> OBJECTIVE: Scan the data. Collect each line that contains the word "khối".

> DATA IN THIS EXERCISE:
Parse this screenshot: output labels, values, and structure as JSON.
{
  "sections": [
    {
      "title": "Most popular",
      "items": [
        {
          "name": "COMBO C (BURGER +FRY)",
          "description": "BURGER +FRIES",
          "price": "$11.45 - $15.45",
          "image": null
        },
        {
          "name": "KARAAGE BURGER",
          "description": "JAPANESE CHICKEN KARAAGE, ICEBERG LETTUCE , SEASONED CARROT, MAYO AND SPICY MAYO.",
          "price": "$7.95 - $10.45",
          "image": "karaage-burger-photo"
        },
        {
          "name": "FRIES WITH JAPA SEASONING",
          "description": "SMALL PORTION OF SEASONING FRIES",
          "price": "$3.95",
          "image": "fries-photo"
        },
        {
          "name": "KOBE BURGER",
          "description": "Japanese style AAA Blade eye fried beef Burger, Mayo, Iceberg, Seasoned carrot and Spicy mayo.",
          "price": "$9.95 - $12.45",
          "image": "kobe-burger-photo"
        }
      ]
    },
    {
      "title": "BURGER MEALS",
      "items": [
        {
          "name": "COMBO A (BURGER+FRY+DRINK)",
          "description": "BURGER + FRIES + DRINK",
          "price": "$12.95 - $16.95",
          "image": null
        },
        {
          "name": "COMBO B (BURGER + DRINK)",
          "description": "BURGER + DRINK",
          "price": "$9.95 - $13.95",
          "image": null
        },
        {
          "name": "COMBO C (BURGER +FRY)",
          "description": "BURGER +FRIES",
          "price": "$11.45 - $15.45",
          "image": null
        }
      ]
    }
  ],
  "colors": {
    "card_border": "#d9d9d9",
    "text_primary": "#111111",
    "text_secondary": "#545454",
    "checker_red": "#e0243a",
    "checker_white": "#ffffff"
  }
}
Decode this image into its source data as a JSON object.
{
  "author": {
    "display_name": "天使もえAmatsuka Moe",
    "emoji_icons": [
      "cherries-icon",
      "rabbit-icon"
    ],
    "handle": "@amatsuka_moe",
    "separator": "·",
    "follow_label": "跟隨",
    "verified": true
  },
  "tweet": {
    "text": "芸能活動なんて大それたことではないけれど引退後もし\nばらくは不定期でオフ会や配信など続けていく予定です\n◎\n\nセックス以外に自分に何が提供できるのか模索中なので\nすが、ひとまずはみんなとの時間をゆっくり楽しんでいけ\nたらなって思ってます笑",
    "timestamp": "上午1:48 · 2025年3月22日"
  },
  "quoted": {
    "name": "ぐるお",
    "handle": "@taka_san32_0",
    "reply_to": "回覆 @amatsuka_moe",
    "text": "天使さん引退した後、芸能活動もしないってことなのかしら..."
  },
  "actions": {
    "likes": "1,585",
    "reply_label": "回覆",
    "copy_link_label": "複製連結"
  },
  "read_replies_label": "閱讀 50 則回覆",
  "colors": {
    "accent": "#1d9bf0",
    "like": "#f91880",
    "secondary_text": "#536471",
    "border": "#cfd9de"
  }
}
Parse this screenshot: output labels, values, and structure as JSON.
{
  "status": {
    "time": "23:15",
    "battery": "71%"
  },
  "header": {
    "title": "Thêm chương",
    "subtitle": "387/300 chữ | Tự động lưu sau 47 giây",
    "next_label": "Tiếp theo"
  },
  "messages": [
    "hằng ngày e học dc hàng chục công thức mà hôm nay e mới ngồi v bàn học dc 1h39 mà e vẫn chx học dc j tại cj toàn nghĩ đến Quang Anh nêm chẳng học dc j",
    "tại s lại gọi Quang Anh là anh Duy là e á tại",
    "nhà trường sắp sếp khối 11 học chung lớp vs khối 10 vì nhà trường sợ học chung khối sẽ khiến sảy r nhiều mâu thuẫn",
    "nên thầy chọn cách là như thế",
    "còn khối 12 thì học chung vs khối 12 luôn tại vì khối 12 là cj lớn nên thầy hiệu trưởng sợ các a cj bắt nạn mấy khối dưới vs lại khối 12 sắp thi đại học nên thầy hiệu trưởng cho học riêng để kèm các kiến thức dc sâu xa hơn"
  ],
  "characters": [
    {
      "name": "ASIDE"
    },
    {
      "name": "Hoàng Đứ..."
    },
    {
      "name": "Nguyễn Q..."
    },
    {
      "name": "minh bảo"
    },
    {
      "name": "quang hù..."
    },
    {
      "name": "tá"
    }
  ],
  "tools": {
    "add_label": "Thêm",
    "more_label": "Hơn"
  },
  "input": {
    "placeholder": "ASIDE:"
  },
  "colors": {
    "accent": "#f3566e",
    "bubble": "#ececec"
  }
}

> RESULT BELOW:
    "nhà trường sắp sếp khối 11 học chung lớp vs khối 10 vì nhà trường sợ học chung khối sẽ khiến sảy r nhiều mâu thuẫn",
    "còn khối 12 thì học chung vs khối 12 luôn tại vì khối 12 là cj lớn nên thầy hiệu trưởng sợ các a cj bắt nạn mấy khối dưới vs lại khối 12 sắp thi đại học nên thầy hiệu trưởng cho học riêng để kèm các kiến thức dc sâu xa hơn"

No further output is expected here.